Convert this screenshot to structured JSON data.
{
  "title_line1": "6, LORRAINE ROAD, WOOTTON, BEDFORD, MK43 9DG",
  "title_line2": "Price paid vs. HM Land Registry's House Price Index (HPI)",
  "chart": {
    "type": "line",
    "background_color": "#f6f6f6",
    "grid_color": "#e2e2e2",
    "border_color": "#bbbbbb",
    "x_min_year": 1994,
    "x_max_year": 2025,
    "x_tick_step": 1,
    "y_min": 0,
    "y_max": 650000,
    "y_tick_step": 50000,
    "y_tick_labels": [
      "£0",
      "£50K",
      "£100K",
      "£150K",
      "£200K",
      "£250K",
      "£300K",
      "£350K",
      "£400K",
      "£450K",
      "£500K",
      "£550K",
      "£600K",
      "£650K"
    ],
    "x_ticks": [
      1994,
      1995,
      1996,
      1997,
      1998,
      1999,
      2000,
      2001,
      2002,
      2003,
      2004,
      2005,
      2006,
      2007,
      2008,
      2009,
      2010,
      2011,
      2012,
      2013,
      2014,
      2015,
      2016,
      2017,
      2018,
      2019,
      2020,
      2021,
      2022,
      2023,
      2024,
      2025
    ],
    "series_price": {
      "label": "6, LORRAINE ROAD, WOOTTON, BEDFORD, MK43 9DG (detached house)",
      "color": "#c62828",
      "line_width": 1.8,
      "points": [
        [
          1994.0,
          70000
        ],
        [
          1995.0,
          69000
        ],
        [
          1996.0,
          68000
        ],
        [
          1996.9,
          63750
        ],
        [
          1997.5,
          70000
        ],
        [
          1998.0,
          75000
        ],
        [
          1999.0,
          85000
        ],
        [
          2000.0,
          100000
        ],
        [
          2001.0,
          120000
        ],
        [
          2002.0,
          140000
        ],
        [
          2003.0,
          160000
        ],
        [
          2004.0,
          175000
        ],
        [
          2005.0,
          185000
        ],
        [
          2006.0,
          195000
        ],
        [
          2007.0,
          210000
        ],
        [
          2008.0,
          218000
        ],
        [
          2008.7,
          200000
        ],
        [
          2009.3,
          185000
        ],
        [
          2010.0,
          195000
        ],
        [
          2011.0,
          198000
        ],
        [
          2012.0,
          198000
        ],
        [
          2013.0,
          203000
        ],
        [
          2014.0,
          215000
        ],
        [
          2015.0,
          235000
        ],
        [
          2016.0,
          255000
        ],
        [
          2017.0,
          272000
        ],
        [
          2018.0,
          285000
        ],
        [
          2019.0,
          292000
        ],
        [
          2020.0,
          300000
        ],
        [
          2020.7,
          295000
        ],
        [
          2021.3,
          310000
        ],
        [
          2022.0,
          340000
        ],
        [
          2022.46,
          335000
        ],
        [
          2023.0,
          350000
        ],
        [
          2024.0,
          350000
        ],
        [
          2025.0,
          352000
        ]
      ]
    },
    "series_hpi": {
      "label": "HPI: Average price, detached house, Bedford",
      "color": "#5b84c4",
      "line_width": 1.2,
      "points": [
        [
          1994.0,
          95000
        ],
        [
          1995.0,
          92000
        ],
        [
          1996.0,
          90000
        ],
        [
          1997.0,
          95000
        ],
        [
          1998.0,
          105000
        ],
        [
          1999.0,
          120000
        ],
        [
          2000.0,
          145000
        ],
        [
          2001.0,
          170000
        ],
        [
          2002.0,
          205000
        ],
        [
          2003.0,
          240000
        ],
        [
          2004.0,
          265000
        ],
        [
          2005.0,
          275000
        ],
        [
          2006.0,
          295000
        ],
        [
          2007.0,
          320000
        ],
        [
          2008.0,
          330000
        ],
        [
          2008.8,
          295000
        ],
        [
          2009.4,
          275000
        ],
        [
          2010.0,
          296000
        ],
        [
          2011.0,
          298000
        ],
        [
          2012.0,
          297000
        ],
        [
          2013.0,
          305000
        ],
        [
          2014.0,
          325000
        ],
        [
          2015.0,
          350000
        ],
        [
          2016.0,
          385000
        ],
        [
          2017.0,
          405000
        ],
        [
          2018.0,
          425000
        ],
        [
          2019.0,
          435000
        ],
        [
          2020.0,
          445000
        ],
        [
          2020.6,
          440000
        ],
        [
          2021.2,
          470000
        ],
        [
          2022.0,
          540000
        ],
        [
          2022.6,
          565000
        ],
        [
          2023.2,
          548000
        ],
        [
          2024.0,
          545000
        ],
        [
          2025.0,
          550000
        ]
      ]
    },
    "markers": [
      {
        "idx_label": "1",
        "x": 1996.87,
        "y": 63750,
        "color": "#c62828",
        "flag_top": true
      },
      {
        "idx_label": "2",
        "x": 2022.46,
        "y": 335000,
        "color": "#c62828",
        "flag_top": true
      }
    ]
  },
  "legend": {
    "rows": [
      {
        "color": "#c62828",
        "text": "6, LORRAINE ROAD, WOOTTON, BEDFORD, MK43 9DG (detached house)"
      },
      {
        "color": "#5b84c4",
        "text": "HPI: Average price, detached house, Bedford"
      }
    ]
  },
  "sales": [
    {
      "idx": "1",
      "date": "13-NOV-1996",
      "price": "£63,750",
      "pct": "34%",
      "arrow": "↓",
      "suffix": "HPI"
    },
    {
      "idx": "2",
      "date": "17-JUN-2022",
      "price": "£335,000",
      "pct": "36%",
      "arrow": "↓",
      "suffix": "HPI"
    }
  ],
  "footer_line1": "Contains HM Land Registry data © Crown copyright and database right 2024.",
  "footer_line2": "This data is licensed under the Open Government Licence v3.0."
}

__WRITTEN TASK__:
Every entry must be quoted exactly as it appears above.

__REPLY__:
Convert this screenshot to structured JSON data.
{
  "title_line1": "6, LORRAINE ROAD, WOOTTON, BEDFORD, MK43 9DG",
  "title_line2": "Price paid vs. HM Land Registry's House Price Index (HPI)",
  "chart": {
    "type": "line",
    "background_color": "#f6f6f6",
    "grid_color": "#e2e2e2",
    "border_color": "#bbbbbb",
    "x_min_year": 1994,
    "x_max_year": 2025,
    "x_tick_step": 1,
    "y_min": 0,
    "y_max": 650000,
    "y_tick_step": 50000,
    "y_tick_labels": [
      "£0",
      "£50K",
      "£100K",
      "£150K",
      "£200K",
      "£250K",
      "£300K",
      "£350K",
      "£400K",
      "£450K",
      "£500K",
      "£550K",
      "£600K",
      "£650K"
    ],
    "x_ticks": [
      1994,
      1995,
      1996,
      1997,
      1998,
      1999,
      2000,
      2001,
      2002,
      2003,
      2004,
      2005,
      2006,
      2007,
      2008,
      2009,
      2010,
      2011,
      2012,
      2013,
      2014,
      2015,
      2016,
      2017,
      2018,
      2019,
      2020,
      2021,
      2022,
      2023,
      2024,
      2025
    ],
    "series_price": {
      "label": "6, LORRAINE ROAD, WOOTTON, BEDFORD, MK43 9DG (detached house)",
      "color": "#c62828",
      "line_width": 1.8,
      "points": [
        [
          1994.0,
          70000
        ],
        [
          1995.0,
          69000
        ],
        [
          1996.0,
          68000
        ],
        [
          1996.9,
          63750
        ],
        [
          1997.5,
          70000
        ],
        [
          1998.0,
          75000
        ],
        [
          1999.0,
          85000
        ],
        [
          2000.0,
          100000
        ],
        [
          2001.0,
          120000
        ],
        [
          2002.0,
          140000
        ],
        [
          2003.0,
          160000
        ],
        [
          2004.0,
          175000
        ],
        [
          2005.0,
          185000
        ],
        [
          2006.0,
          195000
        ],
        [
          2007.0,
          210000
        ],
        [
          2008.0,
          218000
        ],
        [
          2008.7,
          200000
        ],
        [
          2009.3,
          185000
        ],
        [
          2010.0,
          195000
        ],
        [
          2011.0,
          198000
        ],
        [
          2012.0,
          198000
        ],
        [
          2013.0,
          203000
        ],
        [
          2014.0,
          215000
        ],
        [
          2015.0,
          235000
        ],
        [
          2016.0,
          255000
        ],
        [
          2017.0,
          272000
        ],
        [
          2018.0,
          285000
        ],
        [
          2019.0,
          292000
        ],
        [
          2020.0,
          300000
        ],
        [
          2020.7,
          295000
        ],
        [
          2021.3,
          310000
        ],
        [
          2022.0,
          340000
        ],
        [
          2022.46,
          335000
        ],
        [
          2023.0,
          350000
        ],
        [
          2024.0,
          350000
        ],
        [
          2025.0,
          352000
        ]
      ]
    },
    "series_hpi": {
      "label": "HPI: Average price, detached house, Bedford",
      "color": "#5b84c4",
      "line_width": 1.2,
      "points": [
        [
          1994.0,
          95000
        ],
        [
          1995.0,
          92000
        ],
        [
          1996.0,
          90000
        ],
        [
          1997.0,
          95000
        ],
        [
          1998.0,
          105000
        ],
        [
          1999.0,
          120000
        ],
        [
          2000.0,
          145000
        ],
        [
          2001.0,
          170000
        ],
        [
          2002.0,
          205000
        ],
        [
          2003.0,
          240000
        ],
        [
          2004.0,
          265000
        ],
        [
          2005.0,
          275000
        ],
        [
          2006.0,
          295000
        ],
        [
          2007.0,
          320000
        ],
        [
          2008.0,
          330000
        ],
        [
          2008.8,
          295000
        ],
        [
          2009.4,
          275000
        ],
        [
          2010.0,
          296000
        ],
        [
          2011.0,
          298000
        ],
        [
          2012.0,
          297000
        ],
        [
          2013.0,
          305000
        ],
        [
          2014.0,
          325000
        ],
        [
          2015.0,
          350000
        ],
        [
          2016.0,
          385000
        ],
        [
          2017.0,
          405000
        ],
        [
          2018.0,
          425000
        ],
        [
          2019.0,
          435000
        ],
        [
          2020.0,
          445000
        ],
        [
          2020.6,
          440000
        ],
        [
          2021.2,
          470000
        ],
        [
          2022.0,
          540000
        ],
        [
          2022.6,
          565000
        ],
        [
          2023.2,
          548000
        ],
        [
          2024.0,
          545000
        ],
        [
          2025.0,
          550000
        ]
      ]
    },
    "markers": [
      {
        "idx_label": "1",
        "x": 1996.87,
        "y": 63750,
        "color": "#c62828",
        "flag_top": true
      },
      {
        "idx_label": "2",
        "x": 2022.46,
        "y": 335000,
        "color": "#c62828",
        "flag_top": true
      }
    ]
  },
  "legend": {
    "rows": [
      {
        "color": "#c62828",
        "text": "6, LORRAINE ROAD, WOOTTON, BEDFORD, MK43 9DG (detached house)"
      },
      {
        "color": "#5b84c4",
        "text": "HPI: Average price, detached house, Bedford"
      }
    ]
  },
  "sales": [
    {
      "idx": "1",
      "date": "13-NOV-1996",
      "price": "£63,750",
      "pct": "34%",
      "arrow": "↓",
      "suffix": "HPI"
    },
    {
      "idx": "2",
      "date": "17-JUN-2022",
      "price": "£335,000",
      "pct": "36%",
      "arrow": "↓",
      "suffix": "HPI"
    }
  ],
  "footer_line1": "Contains HM Land Registry data © Crown copyright and database right 2024.",
  "footer_line2": "This data is licensed under the Open Government Licence v3.0."
}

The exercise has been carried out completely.